• **Written task**: Copy out lines with the word "noise" from the material that follows.

-- start of Available records --

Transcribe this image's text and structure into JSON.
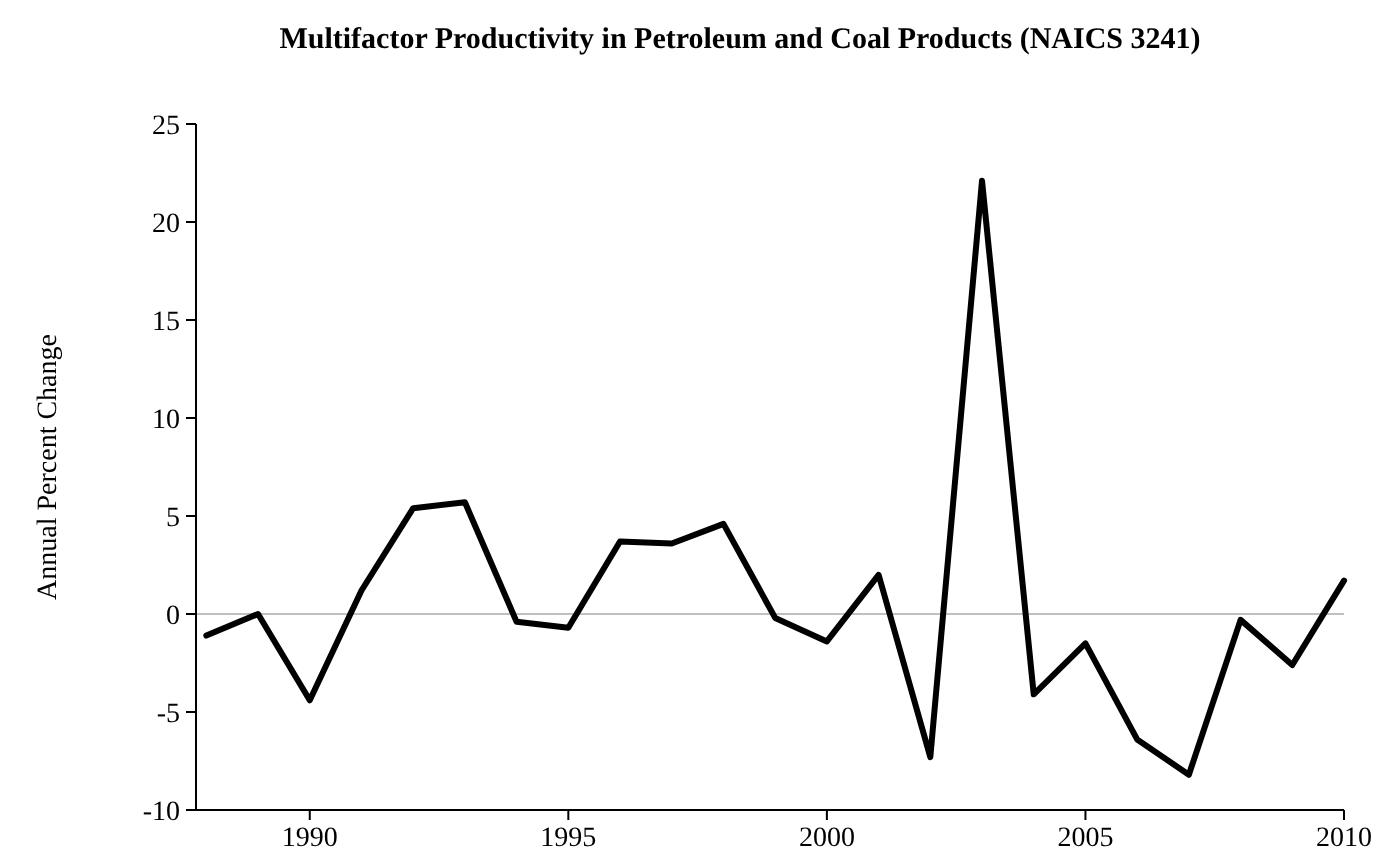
{
  "chart_data": {
    "type": "line",
    "title": "Multifactor Productivity in Petroleum and Coal Products (NAICS 3241)",
    "ylabel": "Annual Percent Change",
    "x": [
      1988,
      1989,
      1990,
      1991,
      1992,
      1993,
      1994,
      1995,
      1996,
      1997,
      1998,
      1999,
      2000,
      2001,
      2002,
      2003,
      2004,
      2005,
      2006,
      2007,
      2008,
      2009,
      2010
    ],
    "series": [
      {
        "color": "#000000",
        "values": [
          -1.1,
          0,
          -4.4,
          1.2,
          5.4,
          5.7,
          -0.4,
          -0.7,
          3.7,
          3.6,
          4.6,
          -0.2,
          -1.4,
          2.0,
          -7.3,
          22.1,
          -4.1,
          -1.5,
          -6.4,
          -8.2,
          -0.3,
          -2.6,
          1.7
        ]
      }
    ],
    "xlim": [
      1987.8,
      2010
    ],
    "xticks": [
      1990,
      1995,
      2000,
      2005,
      2010
    ],
    "ylim": [
      -10,
      25
    ],
    "yticks": [
      -10,
      -5,
      0,
      5,
      10,
      15,
      20,
      25
    ],
    "ref_lines": [
      {
        "axis": "y",
        "value": 0,
        "color": "#c0c0c0"
      }
    ],
    "grid": false,
    "marker": "none",
    "line_style": "solid"
  }
}
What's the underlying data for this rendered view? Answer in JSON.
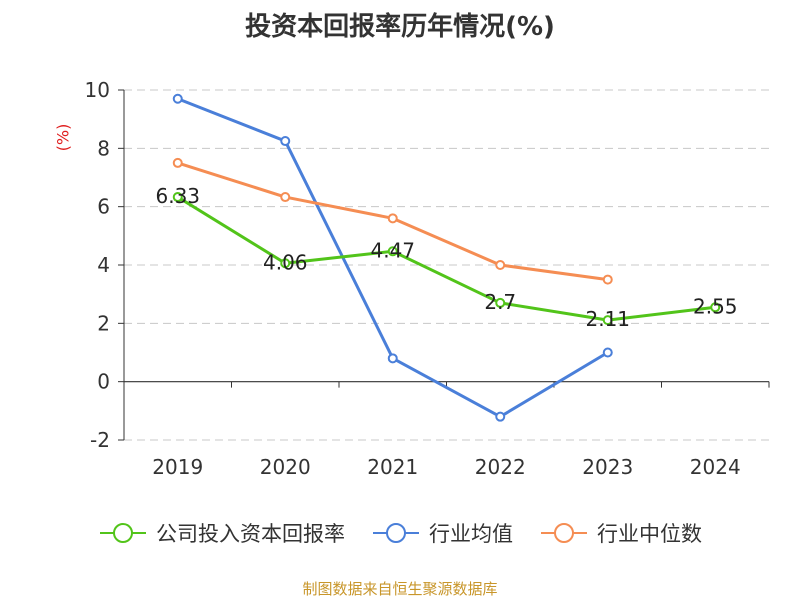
{
  "chart_data": {
    "type": "line",
    "title": "投资本回报率历年情况(%)",
    "ylabel": "(%)",
    "xlabel": "",
    "categories": [
      "2019",
      "2020",
      "2021",
      "2022",
      "2023",
      "2024"
    ],
    "ylim": [
      -2,
      10
    ],
    "yticks": [
      -2,
      0,
      2,
      4,
      6,
      8,
      10
    ],
    "grid": true,
    "legend_position": "bottom",
    "series": [
      {
        "name": "公司投入资本回报率",
        "color": "#52c41a",
        "values": [
          6.33,
          4.06,
          4.47,
          2.7,
          2.11,
          2.55
        ],
        "labels": [
          "6.33",
          "4.06",
          "4.47",
          "2.7",
          "2.11",
          "2.55"
        ]
      },
      {
        "name": "行业均值",
        "color": "#4a7fd9",
        "values": [
          9.7,
          8.25,
          0.8,
          -1.2,
          1.0,
          null
        ]
      },
      {
        "name": "行业中位数",
        "color": "#f58d53",
        "values": [
          7.5,
          6.33,
          5.6,
          4.0,
          3.5,
          null
        ]
      }
    ]
  },
  "source": "制图数据来自恒生聚源数据库"
}
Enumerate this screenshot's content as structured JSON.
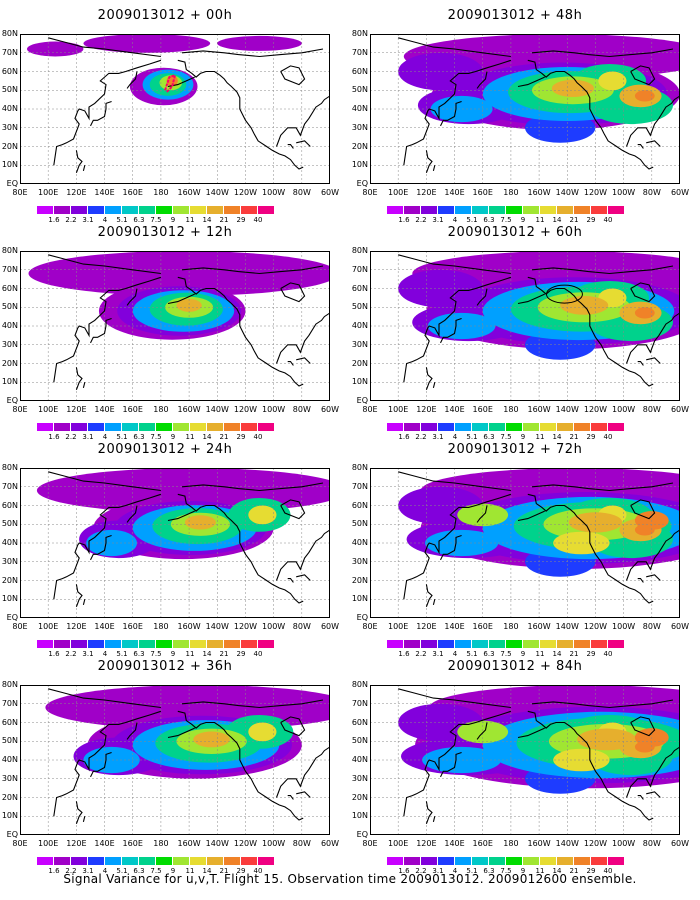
{
  "panels": [
    {
      "title": "2009013012 + 00h",
      "stage": 0
    },
    {
      "title": "2009013012 + 48h",
      "stage": 4
    },
    {
      "title": "2009013012 + 12h",
      "stage": 1
    },
    {
      "title": "2009013012 + 60h",
      "stage": 5
    },
    {
      "title": "2009013012 + 24h",
      "stage": 2
    },
    {
      "title": "2009013012 + 72h",
      "stage": 6
    },
    {
      "title": "2009013012 + 36h",
      "stage": 3
    },
    {
      "title": "2009013012 + 84h",
      "stage": 7
    }
  ],
  "latitude_labels": [
    "80N",
    "70N",
    "60N",
    "50N",
    "40N",
    "30N",
    "20N",
    "10N",
    "EQ"
  ],
  "longitude_labels": [
    "80E",
    "100E",
    "120E",
    "140E",
    "160E",
    "180",
    "160W",
    "140W",
    "120W",
    "100W",
    "80W",
    "60W"
  ],
  "colorbar": {
    "levels": [
      "1.6",
      "2.2",
      "3.1",
      "4",
      "5.1",
      "6.3",
      "7.5",
      "9",
      "11",
      "14",
      "21",
      "29",
      "40"
    ],
    "colors": [
      "#a000c8",
      "#8200dc",
      "#1e3cff",
      "#00a0ff",
      "#00c8c8",
      "#00d28c",
      "#00dc00",
      "#a0e632",
      "#e6dc32",
      "#e6af2d",
      "#f08228",
      "#fa3c3c",
      "#f00082"
    ]
  },
  "footer": "Signal Variance for u,v,T. Flight 15. Observation time 2009013012. 2009012600 ensemble."
}
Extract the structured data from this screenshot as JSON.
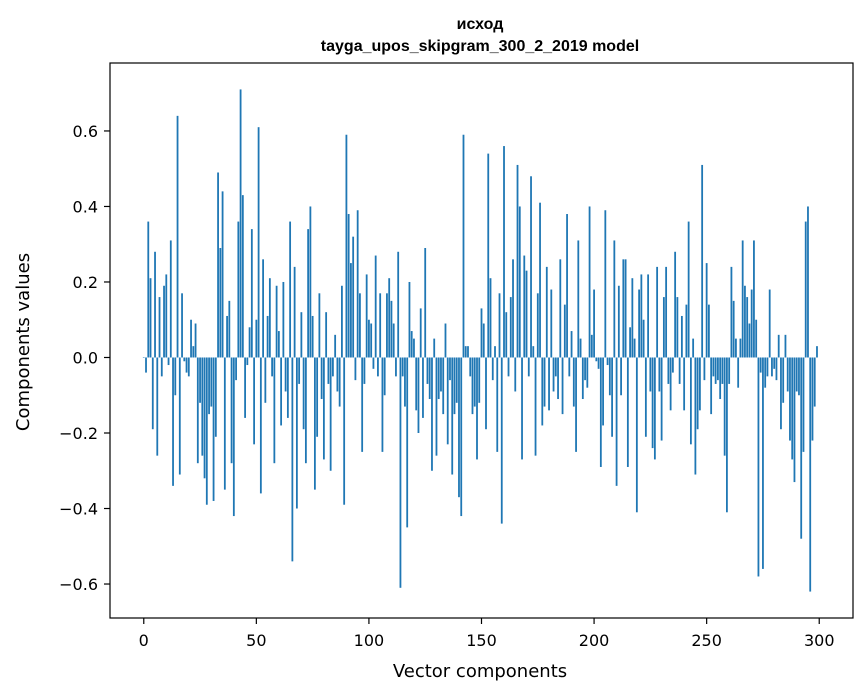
{
  "chart_data": {
    "type": "bar",
    "title": "исход",
    "subtitle": "tayga_upos_skipgram_300_2_2019 model",
    "xlabel": "Vector components",
    "ylabel": "Components values",
    "xlim": [
      -15,
      315
    ],
    "ylim": [
      -0.69,
      0.78
    ],
    "xticks": [
      0,
      50,
      100,
      150,
      200,
      250,
      300
    ],
    "xtick_labels": [
      "0",
      "50",
      "100",
      "150",
      "200",
      "250",
      "300"
    ],
    "yticks": [
      0.6,
      0.4,
      0.2,
      0.0,
      -0.2,
      -0.4,
      -0.6
    ],
    "ytick_labels": [
      "0.6",
      "0.4",
      "0.2",
      "0.0",
      "−0.2",
      "−0.4",
      "−0.6"
    ],
    "bar_color": "#1f77b4",
    "grid": false,
    "values": [
      0.0,
      -0.04,
      0.36,
      0.21,
      -0.19,
      0.28,
      -0.26,
      0.16,
      -0.05,
      0.19,
      0.22,
      -0.02,
      0.31,
      -0.34,
      -0.1,
      0.64,
      -0.31,
      0.17,
      -0.01,
      -0.04,
      -0.05,
      0.1,
      0.03,
      0.09,
      -0.28,
      -0.12,
      -0.26,
      -0.32,
      -0.39,
      -0.15,
      -0.13,
      -0.38,
      -0.21,
      0.49,
      0.29,
      0.44,
      -0.35,
      0.11,
      0.15,
      -0.28,
      -0.42,
      -0.06,
      0.36,
      0.71,
      0.43,
      -0.16,
      -0.02,
      0.08,
      0.34,
      -0.23,
      0.1,
      0.61,
      -0.36,
      0.26,
      -0.12,
      0.11,
      0.21,
      -0.05,
      -0.28,
      0.19,
      0.07,
      -0.18,
      0.2,
      -0.09,
      -0.16,
      0.36,
      -0.54,
      0.24,
      -0.4,
      -0.07,
      0.12,
      -0.19,
      -0.28,
      0.34,
      0.4,
      0.11,
      -0.35,
      -0.21,
      0.17,
      -0.11,
      -0.27,
      0.12,
      -0.07,
      -0.3,
      -0.05,
      0.06,
      -0.09,
      -0.13,
      0.19,
      -0.39,
      0.59,
      0.38,
      0.25,
      0.32,
      -0.06,
      0.39,
      0.17,
      -0.25,
      -0.07,
      0.22,
      0.1,
      0.09,
      -0.03,
      0.27,
      -0.05,
      0.17,
      -0.25,
      -0.1,
      0.17,
      0.21,
      0.15,
      0.09,
      -0.05,
      0.28,
      -0.61,
      -0.05,
      -0.13,
      -0.45,
      0.2,
      0.07,
      0.05,
      -0.14,
      -0.2,
      0.13,
      -0.16,
      0.29,
      -0.07,
      -0.11,
      -0.3,
      0.05,
      -0.26,
      -0.11,
      -0.09,
      -0.15,
      0.09,
      -0.23,
      -0.06,
      -0.31,
      -0.15,
      -0.12,
      -0.37,
      -0.42,
      0.59,
      0.03,
      0.03,
      -0.05,
      -0.15,
      -0.13,
      -0.27,
      -0.12,
      0.13,
      0.09,
      -0.19,
      0.54,
      0.21,
      -0.06,
      0.03,
      -0.25,
      0.17,
      -0.44,
      0.56,
      0.12,
      -0.05,
      0.16,
      0.26,
      -0.09,
      0.51,
      0.4,
      -0.27,
      0.27,
      0.23,
      -0.05,
      0.48,
      0.03,
      -0.26,
      0.17,
      0.41,
      -0.18,
      -0.13,
      0.24,
      -0.14,
      0.18,
      -0.09,
      -0.05,
      -0.11,
      0.26,
      -0.15,
      0.14,
      0.38,
      -0.05,
      0.07,
      -0.13,
      -0.25,
      0.31,
      0.05,
      -0.11,
      -0.06,
      -0.08,
      0.4,
      0.06,
      0.18,
      -0.01,
      -0.03,
      -0.29,
      -0.18,
      0.39,
      -0.02,
      -0.1,
      -0.21,
      0.31,
      -0.34,
      0.19,
      -0.1,
      0.26,
      0.26,
      -0.29,
      0.08,
      0.21,
      0.05,
      -0.41,
      0.18,
      0.22,
      0.1,
      -0.21,
      0.22,
      -0.09,
      -0.24,
      -0.27,
      0.24,
      -0.09,
      -0.22,
      0.16,
      0.24,
      -0.07,
      -0.14,
      -0.04,
      0.28,
      0.16,
      -0.07,
      0.11,
      -0.14,
      0.14,
      0.36,
      -0.23,
      0.05,
      -0.31,
      -0.19,
      -0.14,
      0.51,
      -0.06,
      0.25,
      0.14,
      -0.15,
      -0.05,
      -0.07,
      -0.06,
      -0.11,
      -0.07,
      -0.26,
      -0.41,
      -0.07,
      0.24,
      0.15,
      0.05,
      -0.08,
      0.05,
      0.31,
      0.19,
      0.16,
      0.09,
      0.18,
      0.31,
      0.1,
      -0.58,
      -0.04,
      -0.56,
      -0.08,
      -0.05,
      0.18,
      -0.05,
      -0.03,
      -0.06,
      0.06,
      -0.19,
      -0.12,
      0.06,
      -0.09,
      -0.22,
      -0.27,
      -0.33,
      -0.09,
      -0.1,
      -0.48,
      -0.25,
      0.36,
      0.4,
      -0.62,
      -0.22,
      -0.13,
      0.03
    ]
  }
}
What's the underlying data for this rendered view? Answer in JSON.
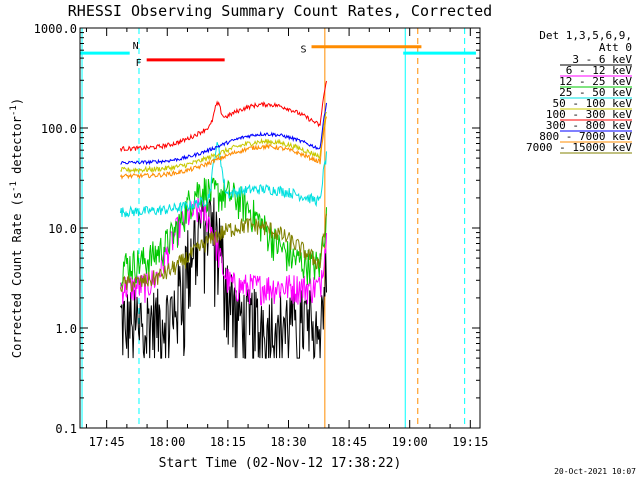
{
  "chart_data": {
    "type": "line",
    "title": "RHESSI Observing Summary Count Rates, Corrected",
    "xlabel": "Start Time (02-Nov-12 17:38:22)",
    "ylabel_main": "Corrected Count Rate (s",
    "ylabel_sup": "-1",
    "ylabel_mid": " detector",
    "ylabel_sup2": "-1",
    "ylabel_end": ")",
    "y_scale": "log",
    "ylim": [
      0.1,
      1000
    ],
    "xlim_minutes_after_start": [
      0,
      99
    ],
    "x_start_time": "17:38:22",
    "x_ticks": [
      {
        "label": "17:45",
        "t": 6.6
      },
      {
        "label": "18:00",
        "t": 21.6
      },
      {
        "label": "18:15",
        "t": 36.6
      },
      {
        "label": "18:30",
        "t": 51.6
      },
      {
        "label": "18:45",
        "t": 66.6
      },
      {
        "label": "19:00",
        "t": 81.6
      },
      {
        "label": "19:15",
        "t": 96.6
      }
    ],
    "y_ticks": [
      {
        "label": "1000.0",
        "v": 1000
      },
      {
        "label": "100.0",
        "v": 100
      },
      {
        "label": "10.0",
        "v": 10
      },
      {
        "label": "1.0",
        "v": 1
      },
      {
        "label": "0.1",
        "v": 0.1
      }
    ],
    "legend_header": [
      "Det 1,3,5,6,9,",
      "Att 0"
    ],
    "legend_position": "top-right",
    "series": [
      {
        "name": "3 - 6 keV",
        "color": "#000000",
        "base": 1.3,
        "noise": 0.9,
        "bumps": [
          [
            30,
            4,
            8
          ],
          [
            33,
            3,
            6
          ]
        ],
        "spiky": true
      },
      {
        "name": "6 - 12 keV",
        "color": "#ff00ff",
        "base": 2.6,
        "noise": 0.35,
        "bumps": [
          [
            27,
            5,
            10
          ],
          [
            31,
            3,
            6
          ]
        ]
      },
      {
        "name": "12 - 25 keV",
        "color": "#00c800",
        "base": 4.3,
        "noise": 0.4,
        "bumps": [
          [
            35,
            10,
            18
          ],
          [
            29,
            3,
            7
          ]
        ]
      },
      {
        "name": "25 - 50 keV",
        "color": "#00e0e0",
        "base": 14.5,
        "noise": 0.12,
        "bumps": [
          [
            45,
            15,
            10
          ],
          [
            34,
            1.2,
            45
          ]
        ]
      },
      {
        "name": "50 - 100 keV",
        "color": "#c8c800",
        "base": 38,
        "noise": 0.06,
        "bumps": [
          [
            46,
            14,
            35
          ]
        ]
      },
      {
        "name": "100 - 300 keV",
        "color": "#ff0000",
        "base": 62,
        "noise": 0.05,
        "bumps": [
          [
            46,
            14,
            110
          ],
          [
            34,
            1.0,
            60
          ]
        ]
      },
      {
        "name": "300 - 800 keV",
        "color": "#0000ff",
        "base": 45,
        "noise": 0.04,
        "bumps": [
          [
            46,
            14,
            42
          ]
        ]
      },
      {
        "name": "800 - 7000 keV",
        "color": "#ff8c00",
        "base": 33,
        "noise": 0.05,
        "bumps": [
          [
            46,
            14,
            32
          ]
        ]
      },
      {
        "name": "7000 - 15000 keV",
        "color": "#808000",
        "base": 2.7,
        "noise": 0.2,
        "bumps": [
          [
            42,
            14,
            8
          ]
        ]
      }
    ],
    "flags": [
      {
        "label": "N",
        "color": "#00ffff",
        "segments": [
          [
            0,
            12.3
          ],
          [
            80,
            98
          ]
        ],
        "level": 560
      },
      {
        "label": "F",
        "color": "#ff0000",
        "segments": [
          [
            16.5,
            35.8
          ]
        ],
        "level": 480
      },
      {
        "label": "S",
        "color": "#ff8c00",
        "segments": [
          [
            57.3,
            84.5
          ]
        ],
        "level": 650
      }
    ],
    "markers": [
      {
        "color": "#00ffff",
        "style": "dashed",
        "t": 14.6
      },
      {
        "color": "#00ffff",
        "style": "solid",
        "t": 0.5
      },
      {
        "color": "#ff8c00",
        "style": "solid",
        "t": 60.6
      },
      {
        "color": "#00ffff",
        "style": "solid",
        "t": 80.5
      },
      {
        "color": "#ff8c00",
        "style": "dashed",
        "t": 83.6
      },
      {
        "color": "#00ffff",
        "style": "dashed",
        "t": 95.2
      }
    ],
    "data_start": 10.0,
    "data_end": 61.0,
    "footer": "20-Oct-2021 10:07"
  }
}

-- end of Available records --

• **Result of this task**:
        "noise": 0.9,
        "noise": 0.35,
        "noise": 0.4,
        "noise": 0.12,
        "noise": 0.06,
        "noise": 0.05,
        "noise": 0.04,
        "noise": 0.05,
        "noise": 0.2,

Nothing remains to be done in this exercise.